Write out the material line for line, beginning with its first line and ending after the line that contains "inset-micrograph <box>307 17 661 285</box>".

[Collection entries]
## begin

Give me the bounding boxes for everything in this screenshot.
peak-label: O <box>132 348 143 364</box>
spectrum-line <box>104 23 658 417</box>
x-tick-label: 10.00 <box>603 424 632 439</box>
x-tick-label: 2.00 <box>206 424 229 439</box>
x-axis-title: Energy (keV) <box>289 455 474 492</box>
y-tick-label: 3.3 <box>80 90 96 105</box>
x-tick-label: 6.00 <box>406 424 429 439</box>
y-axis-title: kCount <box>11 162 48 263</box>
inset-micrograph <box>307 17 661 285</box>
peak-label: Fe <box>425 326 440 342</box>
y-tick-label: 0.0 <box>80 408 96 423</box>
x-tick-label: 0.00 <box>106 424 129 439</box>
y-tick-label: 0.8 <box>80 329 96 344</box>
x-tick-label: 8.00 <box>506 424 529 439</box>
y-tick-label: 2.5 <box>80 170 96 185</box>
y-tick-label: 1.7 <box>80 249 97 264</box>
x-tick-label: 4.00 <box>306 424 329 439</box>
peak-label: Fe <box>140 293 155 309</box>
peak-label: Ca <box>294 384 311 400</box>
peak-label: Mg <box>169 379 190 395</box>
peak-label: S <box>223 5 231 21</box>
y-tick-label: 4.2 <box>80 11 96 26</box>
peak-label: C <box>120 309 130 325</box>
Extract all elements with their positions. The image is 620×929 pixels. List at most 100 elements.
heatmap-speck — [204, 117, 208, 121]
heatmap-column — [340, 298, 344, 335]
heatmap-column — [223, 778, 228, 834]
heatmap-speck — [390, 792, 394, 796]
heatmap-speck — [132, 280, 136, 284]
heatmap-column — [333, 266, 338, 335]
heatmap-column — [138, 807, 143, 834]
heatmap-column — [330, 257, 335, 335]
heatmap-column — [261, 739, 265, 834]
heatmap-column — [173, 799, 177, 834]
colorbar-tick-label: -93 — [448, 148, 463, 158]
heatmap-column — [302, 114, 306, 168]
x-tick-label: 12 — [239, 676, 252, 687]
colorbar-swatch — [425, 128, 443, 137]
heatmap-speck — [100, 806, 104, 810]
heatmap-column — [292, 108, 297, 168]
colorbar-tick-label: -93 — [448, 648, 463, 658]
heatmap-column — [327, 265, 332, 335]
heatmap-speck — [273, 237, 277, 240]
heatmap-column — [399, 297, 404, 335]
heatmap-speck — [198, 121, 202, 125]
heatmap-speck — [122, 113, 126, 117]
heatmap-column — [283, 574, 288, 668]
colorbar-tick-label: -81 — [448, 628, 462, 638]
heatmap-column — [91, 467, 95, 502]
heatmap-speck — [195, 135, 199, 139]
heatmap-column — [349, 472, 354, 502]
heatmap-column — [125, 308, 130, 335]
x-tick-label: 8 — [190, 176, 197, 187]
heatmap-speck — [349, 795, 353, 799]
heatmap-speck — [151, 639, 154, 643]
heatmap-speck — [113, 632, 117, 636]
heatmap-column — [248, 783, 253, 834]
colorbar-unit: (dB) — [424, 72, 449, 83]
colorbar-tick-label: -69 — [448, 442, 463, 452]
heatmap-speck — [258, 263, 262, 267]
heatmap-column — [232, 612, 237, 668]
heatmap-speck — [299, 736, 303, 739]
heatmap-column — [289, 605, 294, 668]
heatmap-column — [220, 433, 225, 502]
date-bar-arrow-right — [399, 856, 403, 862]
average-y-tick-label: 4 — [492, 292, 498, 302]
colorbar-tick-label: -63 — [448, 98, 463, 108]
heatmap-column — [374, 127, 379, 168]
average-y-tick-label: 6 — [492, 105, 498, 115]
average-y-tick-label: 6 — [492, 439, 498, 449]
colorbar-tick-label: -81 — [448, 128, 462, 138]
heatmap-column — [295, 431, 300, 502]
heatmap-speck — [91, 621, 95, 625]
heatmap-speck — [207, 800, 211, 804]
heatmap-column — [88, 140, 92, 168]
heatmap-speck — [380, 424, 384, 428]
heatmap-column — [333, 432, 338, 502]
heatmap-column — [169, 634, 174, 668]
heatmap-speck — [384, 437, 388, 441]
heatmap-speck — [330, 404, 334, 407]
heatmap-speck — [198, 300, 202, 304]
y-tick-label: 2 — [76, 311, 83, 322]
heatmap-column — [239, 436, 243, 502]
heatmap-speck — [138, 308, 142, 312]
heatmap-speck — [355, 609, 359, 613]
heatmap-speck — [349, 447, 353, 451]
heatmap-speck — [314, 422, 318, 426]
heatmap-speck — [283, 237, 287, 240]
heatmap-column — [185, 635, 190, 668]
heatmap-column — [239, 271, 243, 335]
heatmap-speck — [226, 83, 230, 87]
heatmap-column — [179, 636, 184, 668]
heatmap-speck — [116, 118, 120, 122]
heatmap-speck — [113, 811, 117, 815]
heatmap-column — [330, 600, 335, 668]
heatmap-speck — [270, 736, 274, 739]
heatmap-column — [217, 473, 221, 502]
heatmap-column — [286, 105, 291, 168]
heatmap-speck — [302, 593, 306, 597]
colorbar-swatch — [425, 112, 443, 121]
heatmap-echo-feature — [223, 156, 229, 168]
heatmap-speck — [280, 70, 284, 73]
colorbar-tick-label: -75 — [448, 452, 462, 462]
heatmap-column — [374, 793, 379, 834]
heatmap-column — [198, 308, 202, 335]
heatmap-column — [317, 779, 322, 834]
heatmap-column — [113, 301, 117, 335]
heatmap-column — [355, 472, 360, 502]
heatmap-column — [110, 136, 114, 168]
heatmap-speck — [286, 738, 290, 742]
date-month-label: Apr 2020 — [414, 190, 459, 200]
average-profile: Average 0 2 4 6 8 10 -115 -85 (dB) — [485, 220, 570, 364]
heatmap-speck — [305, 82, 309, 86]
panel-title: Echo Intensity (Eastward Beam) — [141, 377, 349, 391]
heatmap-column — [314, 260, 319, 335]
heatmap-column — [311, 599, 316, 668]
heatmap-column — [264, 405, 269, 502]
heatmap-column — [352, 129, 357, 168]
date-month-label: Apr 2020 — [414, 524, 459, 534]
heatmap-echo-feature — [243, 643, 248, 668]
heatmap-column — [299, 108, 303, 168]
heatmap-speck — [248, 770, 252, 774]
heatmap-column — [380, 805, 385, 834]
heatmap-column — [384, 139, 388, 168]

## end

- _Full output_:
Give me the bounding boxes for everything in this screenshot.
peak-label: O <box>132 348 143 364</box>
spectrum-line <box>104 23 658 417</box>
x-tick-label: 10.00 <box>603 424 632 439</box>
x-tick-label: 2.00 <box>206 424 229 439</box>
x-axis-title: Energy (keV) <box>289 455 474 492</box>
y-tick-label: 3.3 <box>80 90 96 105</box>
x-tick-label: 6.00 <box>406 424 429 439</box>
y-axis-title: kCount <box>11 162 48 263</box>
inset-micrograph <box>307 17 661 285</box>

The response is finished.